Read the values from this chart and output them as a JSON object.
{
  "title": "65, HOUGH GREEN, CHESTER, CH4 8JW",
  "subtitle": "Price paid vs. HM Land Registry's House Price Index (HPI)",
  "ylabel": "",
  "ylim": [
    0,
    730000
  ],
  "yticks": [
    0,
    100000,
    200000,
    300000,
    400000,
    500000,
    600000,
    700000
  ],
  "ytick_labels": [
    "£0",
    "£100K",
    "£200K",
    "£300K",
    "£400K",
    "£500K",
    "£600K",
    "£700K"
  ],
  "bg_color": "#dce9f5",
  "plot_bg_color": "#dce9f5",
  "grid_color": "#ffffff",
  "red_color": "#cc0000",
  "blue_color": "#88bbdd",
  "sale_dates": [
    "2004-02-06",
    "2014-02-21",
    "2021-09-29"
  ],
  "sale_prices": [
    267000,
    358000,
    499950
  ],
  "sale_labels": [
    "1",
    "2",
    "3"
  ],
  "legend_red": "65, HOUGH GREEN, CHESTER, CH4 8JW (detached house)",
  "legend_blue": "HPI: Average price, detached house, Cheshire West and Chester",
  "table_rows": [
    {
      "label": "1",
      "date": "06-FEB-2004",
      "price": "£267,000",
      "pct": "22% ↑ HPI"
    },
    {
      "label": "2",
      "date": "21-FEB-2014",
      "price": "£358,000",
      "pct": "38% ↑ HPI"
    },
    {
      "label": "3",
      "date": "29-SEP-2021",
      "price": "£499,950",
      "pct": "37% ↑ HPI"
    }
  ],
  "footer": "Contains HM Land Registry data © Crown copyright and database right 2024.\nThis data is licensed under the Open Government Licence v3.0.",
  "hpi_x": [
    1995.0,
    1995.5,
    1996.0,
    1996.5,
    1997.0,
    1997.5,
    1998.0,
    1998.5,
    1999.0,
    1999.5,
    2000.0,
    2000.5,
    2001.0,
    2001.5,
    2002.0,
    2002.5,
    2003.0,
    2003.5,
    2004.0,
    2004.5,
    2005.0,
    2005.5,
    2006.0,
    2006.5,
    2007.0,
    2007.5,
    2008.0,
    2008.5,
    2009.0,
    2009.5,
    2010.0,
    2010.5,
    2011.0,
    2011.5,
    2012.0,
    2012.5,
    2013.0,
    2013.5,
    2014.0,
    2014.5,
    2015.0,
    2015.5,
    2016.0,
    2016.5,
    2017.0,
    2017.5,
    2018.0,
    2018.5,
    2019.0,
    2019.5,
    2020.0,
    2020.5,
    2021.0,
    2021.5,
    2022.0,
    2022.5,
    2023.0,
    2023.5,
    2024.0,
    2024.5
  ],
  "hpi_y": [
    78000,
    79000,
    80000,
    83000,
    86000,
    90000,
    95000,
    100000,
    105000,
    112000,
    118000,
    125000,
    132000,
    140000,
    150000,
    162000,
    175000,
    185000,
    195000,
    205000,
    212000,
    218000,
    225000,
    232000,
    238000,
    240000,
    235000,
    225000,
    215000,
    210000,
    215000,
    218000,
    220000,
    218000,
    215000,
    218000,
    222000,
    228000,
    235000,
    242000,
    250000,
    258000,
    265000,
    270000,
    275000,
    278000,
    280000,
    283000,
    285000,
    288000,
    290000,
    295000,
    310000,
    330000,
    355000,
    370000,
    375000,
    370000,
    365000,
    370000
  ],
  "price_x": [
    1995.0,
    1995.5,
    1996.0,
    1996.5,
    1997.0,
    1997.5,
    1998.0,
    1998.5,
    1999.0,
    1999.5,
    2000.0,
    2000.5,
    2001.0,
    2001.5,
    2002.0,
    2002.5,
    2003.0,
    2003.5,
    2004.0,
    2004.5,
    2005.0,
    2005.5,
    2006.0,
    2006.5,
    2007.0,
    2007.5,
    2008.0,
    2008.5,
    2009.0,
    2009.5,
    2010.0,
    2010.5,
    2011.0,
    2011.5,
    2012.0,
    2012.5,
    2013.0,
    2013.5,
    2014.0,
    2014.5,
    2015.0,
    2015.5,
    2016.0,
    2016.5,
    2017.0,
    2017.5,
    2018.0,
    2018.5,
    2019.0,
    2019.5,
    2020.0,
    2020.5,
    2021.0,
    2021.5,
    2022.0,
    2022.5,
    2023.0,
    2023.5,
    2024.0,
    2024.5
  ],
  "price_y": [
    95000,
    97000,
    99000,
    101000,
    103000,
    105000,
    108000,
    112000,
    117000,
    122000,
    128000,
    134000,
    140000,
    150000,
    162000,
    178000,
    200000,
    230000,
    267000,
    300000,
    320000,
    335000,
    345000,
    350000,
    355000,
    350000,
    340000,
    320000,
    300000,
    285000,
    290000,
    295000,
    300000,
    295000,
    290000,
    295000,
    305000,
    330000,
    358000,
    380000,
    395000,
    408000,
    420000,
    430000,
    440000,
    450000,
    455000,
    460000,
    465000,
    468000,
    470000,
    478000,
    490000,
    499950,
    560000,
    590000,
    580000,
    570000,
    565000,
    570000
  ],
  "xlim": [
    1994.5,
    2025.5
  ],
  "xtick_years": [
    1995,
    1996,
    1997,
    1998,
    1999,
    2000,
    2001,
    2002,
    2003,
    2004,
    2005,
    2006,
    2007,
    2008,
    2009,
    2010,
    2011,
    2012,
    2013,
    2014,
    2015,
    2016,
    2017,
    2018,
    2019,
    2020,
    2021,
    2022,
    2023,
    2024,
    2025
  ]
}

^^^^^^^^^^^^^^^^

→ Exercise prompt
Go through the records line by line and count those containing the string "HOUGH". Give only the total.

→ Output
2